§ **GIVEN REQUEST**
Retype the material in full, keeping every word the same.

§ **PROVIDED RECORDS**
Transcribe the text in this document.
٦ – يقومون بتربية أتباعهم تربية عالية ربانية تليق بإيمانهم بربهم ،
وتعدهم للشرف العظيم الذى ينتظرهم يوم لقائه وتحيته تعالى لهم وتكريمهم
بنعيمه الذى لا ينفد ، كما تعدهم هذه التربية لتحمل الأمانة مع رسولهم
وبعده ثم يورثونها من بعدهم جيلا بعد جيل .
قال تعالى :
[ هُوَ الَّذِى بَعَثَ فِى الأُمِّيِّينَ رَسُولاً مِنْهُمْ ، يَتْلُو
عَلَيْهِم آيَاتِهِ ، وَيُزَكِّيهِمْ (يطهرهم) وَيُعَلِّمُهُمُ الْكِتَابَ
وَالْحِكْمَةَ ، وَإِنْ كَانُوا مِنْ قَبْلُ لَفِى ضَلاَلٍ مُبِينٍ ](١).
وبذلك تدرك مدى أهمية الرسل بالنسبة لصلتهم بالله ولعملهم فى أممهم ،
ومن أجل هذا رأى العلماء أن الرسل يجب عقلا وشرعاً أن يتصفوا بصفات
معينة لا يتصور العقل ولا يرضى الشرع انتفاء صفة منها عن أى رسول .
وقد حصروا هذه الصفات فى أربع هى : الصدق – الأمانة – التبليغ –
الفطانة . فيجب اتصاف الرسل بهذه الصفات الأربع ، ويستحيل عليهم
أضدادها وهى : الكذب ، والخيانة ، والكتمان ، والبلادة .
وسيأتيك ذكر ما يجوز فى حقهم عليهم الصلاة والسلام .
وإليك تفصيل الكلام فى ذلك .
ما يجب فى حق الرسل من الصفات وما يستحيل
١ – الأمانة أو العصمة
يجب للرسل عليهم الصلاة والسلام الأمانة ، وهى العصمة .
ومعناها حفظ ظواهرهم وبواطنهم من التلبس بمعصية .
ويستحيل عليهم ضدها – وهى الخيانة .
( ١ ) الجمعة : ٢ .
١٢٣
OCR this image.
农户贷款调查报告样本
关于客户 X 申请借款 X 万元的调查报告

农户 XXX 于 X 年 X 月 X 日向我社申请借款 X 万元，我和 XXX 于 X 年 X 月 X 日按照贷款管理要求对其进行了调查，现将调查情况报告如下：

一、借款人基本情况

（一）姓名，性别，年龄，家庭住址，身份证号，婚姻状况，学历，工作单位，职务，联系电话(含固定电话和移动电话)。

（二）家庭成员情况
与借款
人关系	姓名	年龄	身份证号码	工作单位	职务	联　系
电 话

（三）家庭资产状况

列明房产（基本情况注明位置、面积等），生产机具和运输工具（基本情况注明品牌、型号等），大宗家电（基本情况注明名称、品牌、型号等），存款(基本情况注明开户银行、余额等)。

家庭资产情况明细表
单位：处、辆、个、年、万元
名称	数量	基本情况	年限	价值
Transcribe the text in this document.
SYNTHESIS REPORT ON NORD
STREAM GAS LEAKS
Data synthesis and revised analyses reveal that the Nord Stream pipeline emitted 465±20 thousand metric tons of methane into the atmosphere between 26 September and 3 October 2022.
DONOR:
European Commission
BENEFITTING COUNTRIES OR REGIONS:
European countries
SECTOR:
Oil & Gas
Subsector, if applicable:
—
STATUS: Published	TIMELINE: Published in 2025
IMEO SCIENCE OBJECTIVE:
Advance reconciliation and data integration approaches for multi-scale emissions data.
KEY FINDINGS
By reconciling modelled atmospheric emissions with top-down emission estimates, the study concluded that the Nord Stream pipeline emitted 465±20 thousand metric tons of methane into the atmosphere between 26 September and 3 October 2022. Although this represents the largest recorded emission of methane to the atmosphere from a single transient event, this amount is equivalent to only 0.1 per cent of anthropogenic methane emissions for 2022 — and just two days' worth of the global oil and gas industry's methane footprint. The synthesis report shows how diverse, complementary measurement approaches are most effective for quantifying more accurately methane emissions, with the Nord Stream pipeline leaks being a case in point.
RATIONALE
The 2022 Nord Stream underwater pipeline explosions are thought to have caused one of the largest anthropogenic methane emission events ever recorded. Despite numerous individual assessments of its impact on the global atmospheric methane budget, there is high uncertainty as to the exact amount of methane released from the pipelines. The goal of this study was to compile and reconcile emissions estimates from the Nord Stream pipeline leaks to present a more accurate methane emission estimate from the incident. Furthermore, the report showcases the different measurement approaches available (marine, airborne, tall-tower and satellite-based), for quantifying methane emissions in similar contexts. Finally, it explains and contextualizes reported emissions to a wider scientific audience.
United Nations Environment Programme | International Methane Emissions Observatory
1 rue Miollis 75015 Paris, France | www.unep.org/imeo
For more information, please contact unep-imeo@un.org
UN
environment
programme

§ **SOLUTION TO THIS EXERCISE**
Transcribe the text in this document.
٦ – يقومون بتربية أتباعهم تربية عالية ربانية تليق بإيمانهم بربهم ،
وتعدهم للشرف العظيم الذى ينتظرهم يوم لقائه وتحيته تعالى لهم وتكريمهم
بنعيمه الذى لا ينفد ، كما تعدهم هذه التربية لتحمل الأمانة مع رسولهم
وبعده ثم يورثونها من بعدهم جيلا بعد جيل .
قال تعالى :
[ هُوَ الَّذِى بَعَثَ فِى الأُمِّيِّينَ رَسُولاً مِنْهُمْ ، يَتْلُو
عَلَيْهِم آيَاتِهِ ، وَيُزَكِّيهِمْ (يطهرهم) وَيُعَلِّمُهُمُ الْكِتَابَ
وَالْحِكْمَةَ ، وَإِنْ كَانُوا مِنْ قَبْلُ لَفِى ضَلاَلٍ مُبِينٍ ](١).
وبذلك تدرك مدى أهمية الرسل بالنسبة لصلتهم بالله ولعملهم فى أممهم ،
ومن أجل هذا رأى العلماء أن الرسل يجب عقلا وشرعاً أن يتصفوا بصفات
معينة لا يتصور العقل ولا يرضى الشرع انتفاء صفة منها عن أى رسول .
وقد حصروا هذه الصفات فى أربع هى : الصدق – الأمانة – التبليغ –
الفطانة . فيجب اتصاف الرسل بهذه الصفات الأربع ، ويستحيل عليهم
أضدادها وهى : الكذب ، والخيانة ، والكتمان ، والبلادة .
وسيأتيك ذكر ما يجوز فى حقهم عليهم الصلاة والسلام .
وإليك تفصيل الكلام فى ذلك .
ما يجب فى حق الرسل من الصفات وما يستحيل
١ – الأمانة أو العصمة
يجب للرسل عليهم الصلاة والسلام الأمانة ، وهى العصمة .
ومعناها حفظ ظواهرهم وبواطنهم من التلبس بمعصية .
ويستحيل عليهم ضدها – وهى الخيانة .
( ١ ) الجمعة : ٢ .
١٢٣
OCR this image.
农户贷款调查报告样本
关于客户 X 申请借款 X 万元的调查报告

农户 XXX 于 X 年 X 月 X 日向我社申请借款 X 万元，我和 XXX 于 X 年 X 月 X 日按照贷款管理要求对其进行了调查，现将调查情况报告如下：

一、借款人基本情况

（一）姓名，性别，年龄，家庭住址，身份证号，婚姻状况，学历，工作单位，职务，联系电话(含固定电话和移动电话)。

（二）家庭成员情况
与借款
人关系	姓名	年龄	身份证号码	工作单位	职务	联　系
电 话

（三）家庭资产状况

列明房产（基本情况注明位置、面积等），生产机具和运输工具（基本情况注明品牌、型号等），大宗家电（基本情况注明名称、品牌、型号等），存款(基本情况注明开户银行、余额等)。

家庭资产情况明细表
单位：处、辆、个、年、万元
名称	数量	基本情况	年限	价值
Transcribe the text in this document.
SYNTHESIS REPORT ON NORD
STREAM GAS LEAKS
Data synthesis and revised analyses reveal that the Nord Stream pipeline emitted 465±20 thousand metric tons of methane into the atmosphere between 26 September and 3 October 2022.
DONOR:
European Commission
BENEFITTING COUNTRIES OR REGIONS:
European countries
SECTOR:
Oil & Gas
Subsector, if applicable:
—
STATUS: Published	TIMELINE: Published in 2025
IMEO SCIENCE OBJECTIVE:
Advance reconciliation and data integration approaches for multi-scale emissions data.
KEY FINDINGS
By reconciling modelled atmospheric emissions with top-down emission estimates, the study concluded that the Nord Stream pipeline emitted 465±20 thousand metric tons of methane into the atmosphere between 26 September and 3 October 2022. Although this represents the largest recorded emission of methane to the atmosphere from a single transient event, this amount is equivalent to only 0.1 per cent of anthropogenic methane emissions for 2022 — and just two days' worth of the global oil and gas industry's methane footprint. The synthesis report shows how diverse, complementary measurement approaches are most effective for quantifying more accurately methane emissions, with the Nord Stream pipeline leaks being a case in point.
RATIONALE
The 2022 Nord Stream underwater pipeline explosions are thought to have caused one of the largest anthropogenic methane emission events ever recorded. Despite numerous individual assessments of its impact on the global atmospheric methane budget, there is high uncertainty as to the exact amount of methane released from the pipelines. The goal of this study was to compile and reconcile emissions estimates from the Nord Stream pipeline leaks to present a more accurate methane emission estimate from the incident. Furthermore, the report showcases the different measurement approaches available (marine, airborne, tall-tower and satellite-based), for quantifying methane emissions in similar contexts. Finally, it explains and contextualizes reported emissions to a wider scientific audience.
United Nations Environment Programme | International Methane Emissions Observatory
1 rue Miollis 75015 Paris, France | www.unep.org/imeo
For more information, please contact unep-imeo@un.org
UN
environment
programme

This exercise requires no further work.